*Your task*. Give a verbatim copy of the lines below, minus the pictures.

*Data for this exercise*.
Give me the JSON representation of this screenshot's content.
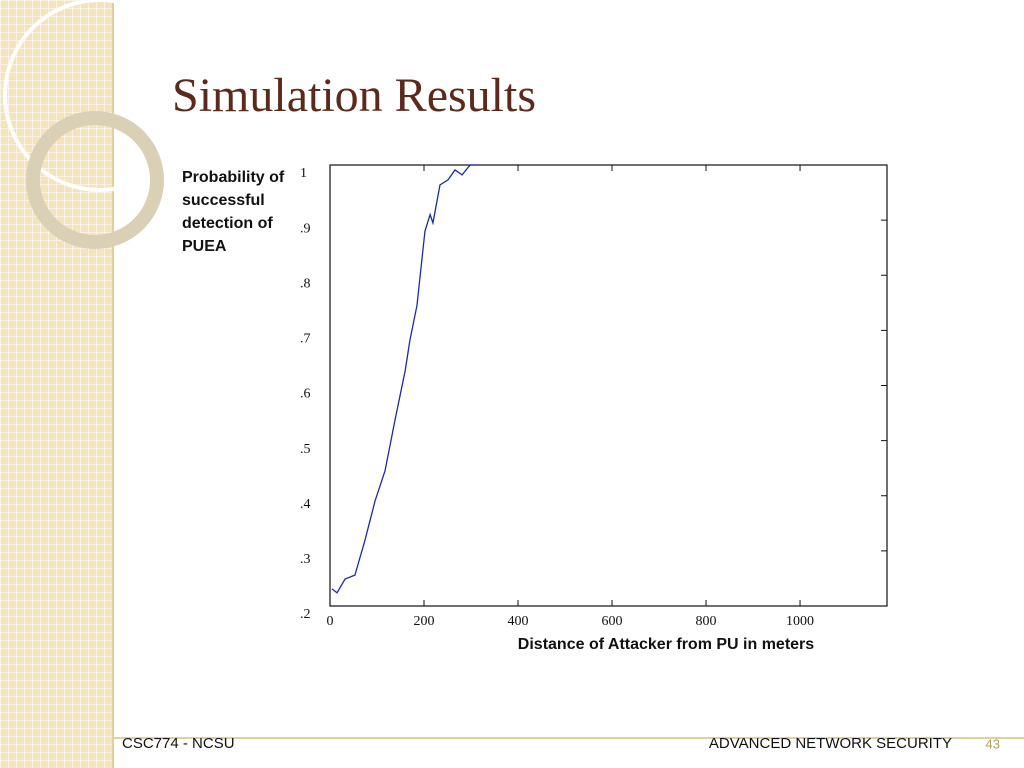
{
  "chart_data": {
    "type": "line",
    "title": "Simulation Results",
    "ylabel": "Probability of successful detection of PUEA",
    "xlabel": "Distance of Attacker from PU in meters",
    "xlim": [
      0,
      1185
    ],
    "xticks": [
      0,
      200,
      400,
      600,
      800,
      1000
    ],
    "ylim": [
      0.2,
      1
    ],
    "yticks": [
      {
        "value": 0.2,
        "label": ".2"
      },
      {
        "value": 0.3,
        "label": ".3"
      },
      {
        "value": 0.4,
        "label": ".4"
      },
      {
        "value": 0.5,
        "label": ".5"
      },
      {
        "value": 0.6,
        "label": ".6"
      },
      {
        "value": 0.7,
        "label": ".7"
      },
      {
        "value": 0.8,
        "label": ".8"
      },
      {
        "value": 0.9,
        "label": ".9"
      },
      1
    ],
    "x": [
      4,
      15,
      32,
      53,
      74,
      96,
      117,
      138,
      160,
      170,
      185,
      202,
      213,
      219,
      234,
      251,
      266,
      281,
      298,
      315
    ],
    "series": [
      {
        "color": "#1f2a9e",
        "values": [
          0.231,
          0.224,
          0.249,
          0.256,
          0.318,
          0.391,
          0.445,
          0.536,
          0.627,
          0.682,
          0.745,
          0.88,
          0.91,
          0.895,
          0.964,
          0.973,
          0.991,
          0.982,
          1.0,
          1.0
        ]
      }
    ]
  },
  "footer": {
    "left": "CSC774  - NCSU",
    "right": "ADVANCED NETWORK SECURITY",
    "page": "43"
  }
}
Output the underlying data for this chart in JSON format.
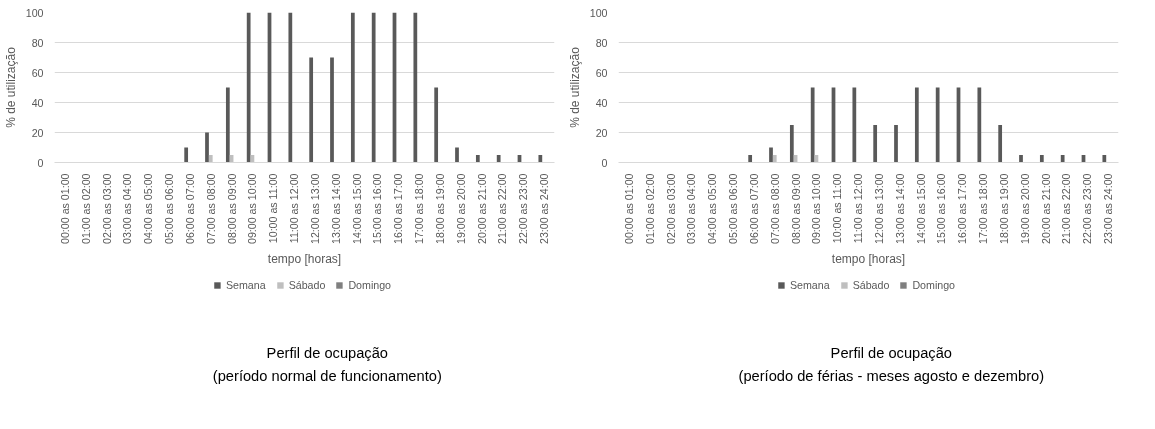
{
  "chart_data": [
    {
      "type": "bar",
      "title": "Perfil de ocupação",
      "subtitle": "(período normal de funcionamento)",
      "xlabel": "tempo [horas]",
      "ylabel": "% de utilização",
      "categories": [
        "00:00 as 01:00",
        "01:00 as 02:00",
        "02:00 as 03:00",
        "03:00 as 04:00",
        "04:00 as 05:00",
        "05:00 as 06:00",
        "06:00 as 07:00",
        "07:00 as 08:00",
        "08:00 as 09:00",
        "09:00 as 10:00",
        "10:00 as 11:00",
        "11:00 as 12:00",
        "12:00 as 13:00",
        "13:00 as 14:00",
        "14:00 as 15:00",
        "15:00 as 16:00",
        "16:00 as 17:00",
        "17:00 as 18:00",
        "18:00 as 19:00",
        "19:00 as 20:00",
        "20:00 as 21:00",
        "21:00 as 22:00",
        "22:00 as 23:00",
        "23:00 as 24:00"
      ],
      "series": [
        {
          "name": "Semana",
          "color": "#595959",
          "values": [
            0,
            0,
            0,
            0,
            0,
            0,
            10,
            20,
            50,
            100,
            100,
            100,
            70,
            70,
            100,
            100,
            100,
            100,
            50,
            10,
            5,
            5,
            5,
            5
          ]
        },
        {
          "name": "Sábado",
          "color": "#bfbfbf",
          "values": [
            0,
            0,
            0,
            0,
            0,
            0,
            0,
            5,
            5,
            5,
            0,
            0,
            0,
            0,
            0,
            0,
            0,
            0,
            0,
            0,
            0,
            0,
            0,
            0
          ]
        },
        {
          "name": "Domingo",
          "color": "#7f7f7f",
          "values": [
            0,
            0,
            0,
            0,
            0,
            0,
            0,
            0,
            0,
            0,
            0,
            0,
            0,
            0,
            0,
            0,
            0,
            0,
            0,
            0,
            0,
            0,
            0,
            0
          ]
        }
      ],
      "ylim": [
        0,
        100
      ],
      "yticks": [
        0,
        20,
        40,
        60,
        80,
        100
      ],
      "grid": "y",
      "legend": "bottom"
    },
    {
      "type": "bar",
      "title": "Perfil de ocupação",
      "subtitle": "(período de férias - meses agosto e dezembro)",
      "xlabel": "tempo [horas]",
      "ylabel": "% de utilização",
      "categories": [
        "00:00 as 01:00",
        "01:00 as 02:00",
        "02:00 as 03:00",
        "03:00 as 04:00",
        "04:00 as 05:00",
        "05:00 as 06:00",
        "06:00 as 07:00",
        "07:00 as 08:00",
        "08:00 as 09:00",
        "09:00 as 10:00",
        "10:00 as 11:00",
        "11:00 as 12:00",
        "12:00 as 13:00",
        "13:00 as 14:00",
        "14:00 as 15:00",
        "15:00 as 16:00",
        "16:00 as 17:00",
        "17:00 as 18:00",
        "18:00 as 19:00",
        "19:00 as 20:00",
        "20:00 as 21:00",
        "21:00 as 22:00",
        "22:00 as 23:00",
        "23:00 as 24:00"
      ],
      "series": [
        {
          "name": "Semana",
          "color": "#595959",
          "values": [
            0,
            0,
            0,
            0,
            0,
            0,
            5,
            10,
            25,
            50,
            50,
            50,
            25,
            25,
            50,
            50,
            50,
            50,
            25,
            5,
            5,
            5,
            5,
            5
          ]
        },
        {
          "name": "Sábado",
          "color": "#bfbfbf",
          "values": [
            0,
            0,
            0,
            0,
            0,
            0,
            0,
            5,
            5,
            5,
            0,
            0,
            0,
            0,
            0,
            0,
            0,
            0,
            0,
            0,
            0,
            0,
            0,
            0
          ]
        },
        {
          "name": "Domingo",
          "color": "#7f7f7f",
          "values": [
            0,
            0,
            0,
            0,
            0,
            0,
            0,
            0,
            0,
            0,
            0,
            0,
            0,
            0,
            0,
            0,
            0,
            0,
            0,
            0,
            0,
            0,
            0,
            0
          ]
        }
      ],
      "ylim": [
        0,
        100
      ],
      "yticks": [
        0,
        20,
        40,
        60,
        80,
        100
      ],
      "grid": "y",
      "legend": "bottom"
    }
  ]
}
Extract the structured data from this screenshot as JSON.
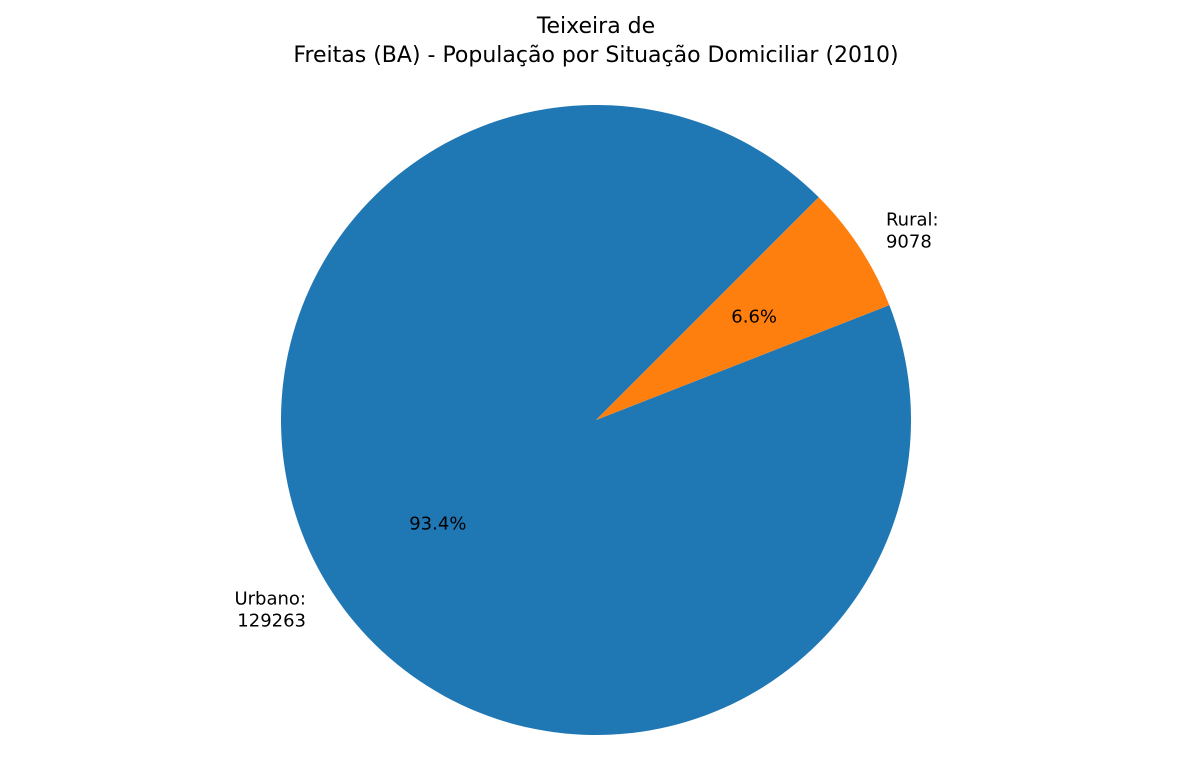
{
  "chart_data": {
    "type": "pie",
    "title_lines": [
      "Teixeira de",
      "Freitas (BA) - População por Situação Domiciliar (2010)"
    ],
    "slices": [
      {
        "name": "Urbano",
        "value": 129263,
        "label_lines": [
          "Urbano:",
          "129263"
        ],
        "percent_label": "93.4%",
        "color": "#1f77b4"
      },
      {
        "name": "Rural",
        "value": 9078,
        "label_lines": [
          "Rural:",
          "9078"
        ],
        "percent_label": "6.6%",
        "color": "#ff7f0e"
      }
    ],
    "start_angle_deg": 45,
    "direction": "counterclockwise",
    "legend": "none",
    "grid": false
  }
}
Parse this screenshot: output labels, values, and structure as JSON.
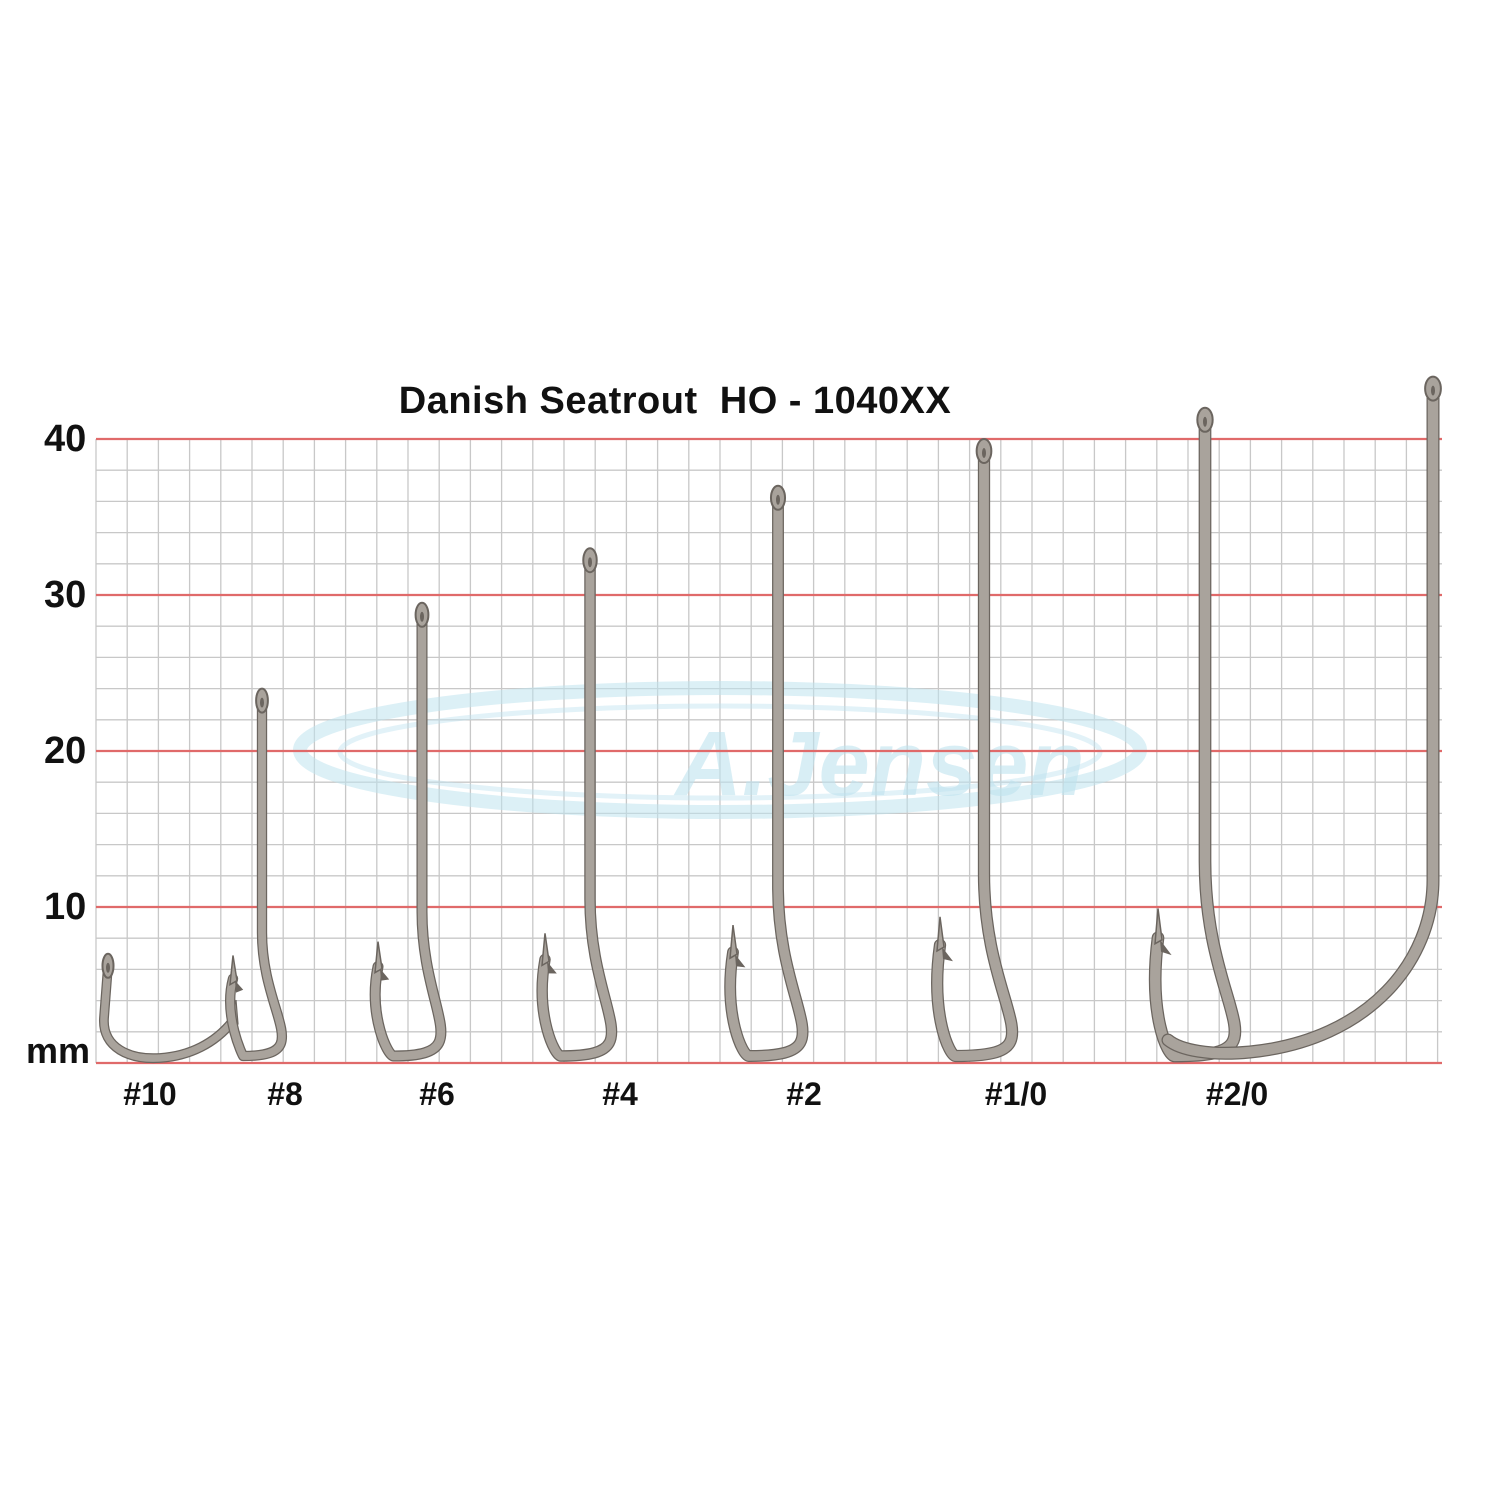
{
  "title": "Danish Seatrout  HO - 1040XX",
  "y_unit": "mm",
  "y_ticks": [
    10,
    20,
    30,
    40
  ],
  "watermark": "A.Jensen",
  "colors": {
    "background": "#ffffff",
    "grid_minor": "#c8c8c8",
    "grid_major": "#e06a6a",
    "hook_metal": "#a9a39c",
    "hook_dark": "#6b655f",
    "watermark": "#bfe3ef",
    "text": "#111111"
  },
  "hooks": [
    {
      "size": "#10",
      "length_mm": 7
    },
    {
      "size": "#8",
      "length_mm": 24
    },
    {
      "size": "#6",
      "length_mm": 29.5
    },
    {
      "size": "#4",
      "length_mm": 33
    },
    {
      "size": "#2",
      "length_mm": 37
    },
    {
      "size": "#1/0",
      "length_mm": 40
    },
    {
      "size": "#2/0",
      "length_mm": 42
    },
    {
      "size": "",
      "length_mm": 44
    }
  ]
}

*Result of the task*.
Give me the JSON representation of this screenshot's content.
{
  "chart_data": {
    "type": "line",
    "title": "Simulation Results",
    "ylabel": "Probability of successful detection of PUEA",
    "xlabel": "Distance of Attacker from PU in meters",
    "xlim": [
      0,
      1185
    ],
    "xticks": [
      0,
      200,
      400,
      600,
      800,
      1000
    ],
    "ylim": [
      0.2,
      1
    ],
    "yticks": [
      {
        "value": 0.2,
        "label": ".2"
      },
      {
        "value": 0.3,
        "label": ".3"
      },
      {
        "value": 0.4,
        "label": ".4"
      },
      {
        "value": 0.5,
        "label": ".5"
      },
      {
        "value": 0.6,
        "label": ".6"
      },
      {
        "value": 0.7,
        "label": ".7"
      },
      {
        "value": 0.8,
        "label": ".8"
      },
      {
        "value": 0.9,
        "label": ".9"
      },
      1
    ],
    "x": [
      4,
      15,
      32,
      53,
      74,
      96,
      117,
      138,
      160,
      170,
      185,
      202,
      213,
      219,
      234,
      251,
      266,
      281,
      298,
      315
    ],
    "series": [
      {
        "color": "#1f2a9e",
        "values": [
          0.231,
          0.224,
          0.249,
          0.256,
          0.318,
          0.391,
          0.445,
          0.536,
          0.627,
          0.682,
          0.745,
          0.88,
          0.91,
          0.895,
          0.964,
          0.973,
          0.991,
          0.982,
          1.0,
          1.0
        ]
      }
    ]
  },
  "footer": {
    "left": "CSC774  - NCSU",
    "right": "ADVANCED NETWORK SECURITY",
    "page": "43"
  }
}
Output the underlying data for this chart in JSON format.
{
  "chart_data": [
    {
      "type": "bar",
      "title": "Perfil de ocupação",
      "subtitle": "(período normal de funcionamento)",
      "xlabel": "tempo [horas]",
      "ylabel": "% de utilização",
      "categories": [
        "00:00 as 01:00",
        "01:00 as 02:00",
        "02:00 as 03:00",
        "03:00 as 04:00",
        "04:00 as 05:00",
        "05:00 as 06:00",
        "06:00 as 07:00",
        "07:00 as 08:00",
        "08:00 as 09:00",
        "09:00 as 10:00",
        "10:00 as 11:00",
        "11:00 as 12:00",
        "12:00 as 13:00",
        "13:00 as 14:00",
        "14:00 as 15:00",
        "15:00 as 16:00",
        "16:00 as 17:00",
        "17:00 as 18:00",
        "18:00 as 19:00",
        "19:00 as 20:00",
        "20:00 as 21:00",
        "21:00 as 22:00",
        "22:00 as 23:00",
        "23:00 as 24:00"
      ],
      "series": [
        {
          "name": "Semana",
          "color": "#595959",
          "values": [
            0,
            0,
            0,
            0,
            0,
            0,
            10,
            20,
            50,
            100,
            100,
            100,
            70,
            70,
            100,
            100,
            100,
            100,
            50,
            10,
            5,
            5,
            5,
            5
          ]
        },
        {
          "name": "Sábado",
          "color": "#bfbfbf",
          "values": [
            0,
            0,
            0,
            0,
            0,
            0,
            0,
            5,
            5,
            5,
            0,
            0,
            0,
            0,
            0,
            0,
            0,
            0,
            0,
            0,
            0,
            0,
            0,
            0
          ]
        },
        {
          "name": "Domingo",
          "color": "#7f7f7f",
          "values": [
            0,
            0,
            0,
            0,
            0,
            0,
            0,
            0,
            0,
            0,
            0,
            0,
            0,
            0,
            0,
            0,
            0,
            0,
            0,
            0,
            0,
            0,
            0,
            0
          ]
        }
      ],
      "ylim": [
        0,
        100
      ],
      "yticks": [
        0,
        20,
        40,
        60,
        80,
        100
      ],
      "grid": "y",
      "legend": "bottom"
    },
    {
      "type": "bar",
      "title": "Perfil de ocupação",
      "subtitle": "(período de férias - meses agosto e dezembro)",
      "xlabel": "tempo [horas]",
      "ylabel": "% de utilização",
      "categories": [
        "00:00 as 01:00",
        "01:00 as 02:00",
        "02:00 as 03:00",
        "03:00 as 04:00",
        "04:00 as 05:00",
        "05:00 as 06:00",
        "06:00 as 07:00",
        "07:00 as 08:00",
        "08:00 as 09:00",
        "09:00 as 10:00",
        "10:00 as 11:00",
        "11:00 as 12:00",
        "12:00 as 13:00",
        "13:00 as 14:00",
        "14:00 as 15:00",
        "15:00 as 16:00",
        "16:00 as 17:00",
        "17:00 as 18:00",
        "18:00 as 19:00",
        "19:00 as 20:00",
        "20:00 as 21:00",
        "21:00 as 22:00",
        "22:00 as 23:00",
        "23:00 as 24:00"
      ],
      "series": [
        {
          "name": "Semana",
          "color": "#595959",
          "values": [
            0,
            0,
            0,
            0,
            0,
            0,
            5,
            10,
            25,
            50,
            50,
            50,
            25,
            25,
            50,
            50,
            50,
            50,
            25,
            5,
            5,
            5,
            5,
            5
          ]
        },
        {
          "name": "Sábado",
          "color": "#bfbfbf",
          "values": [
            0,
            0,
            0,
            0,
            0,
            0,
            0,
            5,
            5,
            5,
            0,
            0,
            0,
            0,
            0,
            0,
            0,
            0,
            0,
            0,
            0,
            0,
            0,
            0
          ]
        },
        {
          "name": "Domingo",
          "color": "#7f7f7f",
          "values": [
            0,
            0,
            0,
            0,
            0,
            0,
            0,
            0,
            0,
            0,
            0,
            0,
            0,
            0,
            0,
            0,
            0,
            0,
            0,
            0,
            0,
            0,
            0,
            0
          ]
        }
      ],
      "ylim": [
        0,
        100
      ],
      "yticks": [
        0,
        20,
        40,
        60,
        80,
        100
      ],
      "grid": "y",
      "legend": "bottom"
    }
  ]
}
Extract the structured data from this screenshot as JSON.
{
  "chart_data": {
    "type": "pie",
    "title_lines": [
      "Teixeira de",
      "Freitas (BA) - População por Situação Domiciliar (2010)"
    ],
    "slices": [
      {
        "name": "Urbano",
        "value": 129263,
        "label_lines": [
          "Urbano:",
          "129263"
        ],
        "percent_label": "93.4%",
        "color": "#1f77b4"
      },
      {
        "name": "Rural",
        "value": 9078,
        "label_lines": [
          "Rural:",
          "9078"
        ],
        "percent_label": "6.6%",
        "color": "#ff7f0e"
      }
    ],
    "start_angle_deg": 45,
    "direction": "counterclockwise",
    "legend": "none",
    "grid": false
  }
}
Parse this screenshot: output labels, values, and structure as JSON.
{
  "title": "Danish Seatrout  HO - 1040XX",
  "y_unit": "mm",
  "y_ticks": [
    10,
    20,
    30,
    40
  ],
  "watermark": "A.Jensen",
  "colors": {
    "background": "#ffffff",
    "grid_minor": "#c8c8c8",
    "grid_major": "#e06a6a",
    "hook_metal": "#a9a39c",
    "hook_dark": "#6b655f",
    "watermark": "#bfe3ef",
    "text": "#111111"
  },
  "hooks": [
    {
      "size": "#10",
      "length_mm": 7
    },
    {
      "size": "#8",
      "length_mm": 24
    },
    {
      "size": "#6",
      "length_mm": 29.5
    },
    {
      "size": "#4",
      "length_mm": 33
    },
    {
      "size": "#2",
      "length_mm": 37
    },
    {
      "size": "#1/0",
      "length_mm": 40
    },
    {
      "size": "#2/0",
      "length_mm": 42
    },
    {
      "size": "",
      "length_mm": 44
    }
  ]
}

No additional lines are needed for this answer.